▶ [Seitenauszug]
----

Die Episode ist Jahre her, doch Tanja und Laurent Citherlet erzählen sie heute noch gerne, wenn es um ihre Tochter geht. «Sie hat immer die Gefahr gesucht, den Nervenkitzel, die Herausforderung», sagt die Mutter. Inzwischen ist Lou-Anne Citherlet 15 Jahre alt, selbstständig und vorsichtiger als früher, aber weiterhin voller Abenteuerlust.

Anfang September packt sie in ihrem Elternhaus in Watt die Koffer. 60 Kilogramm schleppt sie zum Flughafen Kloten, im Gepäck mitunter ein Kuscheltier, die kaputten Stufenbarrenleder als Glücksbringer, Briefe und Fotos sowie 10 Kilogramm Schokolade für die Gastfamilie und die neuen Trainingskolleginnen. Lou-Anne Citherlet fliegt weg. Ziel: London.

«Für mich ist klar, dass ich in diesem Jahr alles auf die Karte Kunstturnen setzen möchte.»

Lou-Anne Citherlet

Die Unterländerin gehört zu den besten Kunstturnerinnen des Landes, ist Teil des erweiterten Nationalkaders und Elite-Meisterin im Sprung. 2022 erreichte sie an den Juniorinnen-Europameisterschaften als stärkste Schweizer Einzelturnerin den 19. Platz. «Für mich ist klar, dass ich in diesem Jahr alles auf die Karte Kunstturnen setzen möchte», sagt Citherlet.

----

▶ [Bereitgestelltes Material]
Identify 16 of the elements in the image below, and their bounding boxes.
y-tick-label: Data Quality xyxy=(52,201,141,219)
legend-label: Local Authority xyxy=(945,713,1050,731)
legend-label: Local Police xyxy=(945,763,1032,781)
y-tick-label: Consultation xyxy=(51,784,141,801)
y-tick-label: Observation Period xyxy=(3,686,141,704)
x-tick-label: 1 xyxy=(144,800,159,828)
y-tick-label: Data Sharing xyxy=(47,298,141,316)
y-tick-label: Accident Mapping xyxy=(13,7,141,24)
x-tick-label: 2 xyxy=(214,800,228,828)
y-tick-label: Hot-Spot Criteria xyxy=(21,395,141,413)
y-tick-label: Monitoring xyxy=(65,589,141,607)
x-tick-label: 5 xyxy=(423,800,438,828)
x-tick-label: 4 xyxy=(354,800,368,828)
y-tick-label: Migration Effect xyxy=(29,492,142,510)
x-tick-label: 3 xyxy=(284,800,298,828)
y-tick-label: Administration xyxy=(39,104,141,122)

----

▶ [Zu erledigende Aufgaben]
a) Fasse den Artikel über Lou-Anne Citherlet in zwei Sätzen zusammen.
b) Welchen Platz erreichte Lou-Anne Citherlet laut dem Artikel über sie 2022 an den Juniorinnen-Europameisterschaften?
c) Schreibe den Artikel über Lou-Anne Citherlet nach seinem letzten Satz weiter.

▶ [Lösungen]
a) Die 15-jährige Lou-Anne Citherlet, die laut ihren Eltern schon immer Nervenkitzel und Herausforderungen suchte, fliegt Anfang September mit 60 Kilogramm Gepäck von ihrem Elternhaus in Watt nach London. Sie gehört zu den besten Kunstturnerinnen des Landes, ist Elite-Meisterin im Sprung und möchte in diesem Jahr alles auf die Karte Kunstturnen setzen.

b) Sie erreichte den 19. Platz.

c)
Darum stellt sich in diesem Sommer die Frage: «Wie weiter?»

Bis dahin haben die talentierte Tochter und ihre Familie einen anstrengenden Weg hinter sich. Trotz ihrer sportlichen Ambitionen wechselte Citherlet nicht ans Nationale Leistungszentrum in Magglingen, sondern trainierte weiterhin regional in Rüti und besuchte die Oberstufe zu Hause in Regensdorf. Die Schulleitung habe sensationell reagiert, sagt der Vater. Ohne die gebotene Flexibilität – Citherlets Anwesenheitspflicht beschränkte sich auf die Hauptfächer – hätten sich die 25 Trainingsstunden pro Woche niemals mit dem Unterricht vereinbaren lassen.

Magglingen aktuell keine Option

In diesem Sommer ist Lou-Anne Citherlet fertig mit der Oberstufe, die Situation in Magglingen für die Kunstturnerinnen aber weiterhin unbeständig. Inzwischen haben die neue Cheftrainerin und einer der neuen Nationaltrainer den Turnverband schon wieder verlassen. Wie es am Nationalen Leistungszentrum weitergeht, ist nach wie vor unklar. «Wir wissen leider nicht, ob Lou-Anne irgendwann nach Magglingen gehen kann und wird», sagt die Mutter.

Citherlet könnte an der United School of Sports in Zürich ihre Ausbildung zur Kauffrau mit Berufsmaturität beginnen und weiterhin in Rüti trainieren. Doch nach zehn Jahren in der Halle im Zürcher Oberland entscheidet sie sich für einen Tapetenwechsel. Die Wahl fällt auf die Turnnation England: Hier kann sie auf hohem Niveau trainieren, ihr Englisch verbessern – und nach intensiven drei Schuljahren durchatmen.

«Smartphones helfen, die Kinder ziehen zu lassen.»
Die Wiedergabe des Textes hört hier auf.